#### GIVEN DATA
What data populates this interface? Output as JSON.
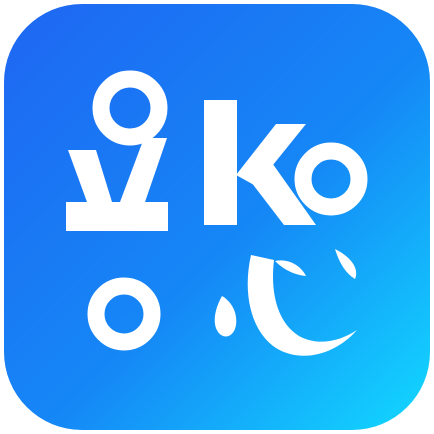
{
  "app_icon": {
    "name": "KoKo",
    "glyphs": [
      "K",
      "o",
      "K",
      "o"
    ],
    "logo_character": "心",
    "colors": {
      "gradient_start": "#1F66F2",
      "gradient_mid": "#1587F6",
      "gradient_end": "#12D9FF",
      "glyph": "#FFFFFF"
    }
  }
}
########
EXERCISE PROMPT: Each entry should be repeated exactly as it appears; the pictures stay out.

RESPONSE TO THIS TASK:
What data populates this interface? Output as JSON.
{
  "app_icon": {
    "name": "KoKo",
    "glyphs": [
      "K",
      "o",
      "K",
      "o"
    ],
    "logo_character": "心",
    "colors": {
      "gradient_start": "#1F66F2",
      "gradient_mid": "#1587F6",
      "gradient_end": "#12D9FF",
      "glyph": "#FFFFFF"
    }
  }
}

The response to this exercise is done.